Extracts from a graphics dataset
———

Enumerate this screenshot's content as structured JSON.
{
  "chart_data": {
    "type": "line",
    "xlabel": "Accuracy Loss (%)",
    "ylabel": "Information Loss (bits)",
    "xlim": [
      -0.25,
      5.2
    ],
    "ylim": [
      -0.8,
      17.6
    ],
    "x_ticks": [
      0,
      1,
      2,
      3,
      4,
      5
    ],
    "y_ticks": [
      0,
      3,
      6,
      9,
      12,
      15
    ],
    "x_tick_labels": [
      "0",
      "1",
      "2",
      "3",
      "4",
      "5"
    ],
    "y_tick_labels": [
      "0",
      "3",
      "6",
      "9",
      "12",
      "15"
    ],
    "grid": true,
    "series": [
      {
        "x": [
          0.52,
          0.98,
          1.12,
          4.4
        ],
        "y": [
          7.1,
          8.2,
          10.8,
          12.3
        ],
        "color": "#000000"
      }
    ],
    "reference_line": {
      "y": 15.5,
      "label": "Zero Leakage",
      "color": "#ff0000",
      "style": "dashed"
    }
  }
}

———

■ **Written task**: Reproduce the data shown above exactly.

■ **Answer to this problem**:
Enumerate this screenshot's content as structured JSON.
{
  "chart_data": {
    "type": "line",
    "xlabel": "Accuracy Loss (%)",
    "ylabel": "Information Loss (bits)",
    "xlim": [
      -0.25,
      5.2
    ],
    "ylim": [
      -0.8,
      17.6
    ],
    "x_ticks": [
      0,
      1,
      2,
      3,
      4,
      5
    ],
    "y_ticks": [
      0,
      3,
      6,
      9,
      12,
      15
    ],
    "x_tick_labels": [
      "0",
      "1",
      "2",
      "3",
      "4",
      "5"
    ],
    "y_tick_labels": [
      "0",
      "3",
      "6",
      "9",
      "12",
      "15"
    ],
    "grid": true,
    "series": [
      {
        "x": [
          0.52,
          0.98,
          1.12,
          4.4
        ],
        "y": [
          7.1,
          8.2,
          10.8,
          12.3
        ],
        "color": "#000000"
      }
    ],
    "reference_line": {
      "y": 15.5,
      "label": "Zero Leakage",
      "color": "#ff0000",
      "style": "dashed"
    }
  }
}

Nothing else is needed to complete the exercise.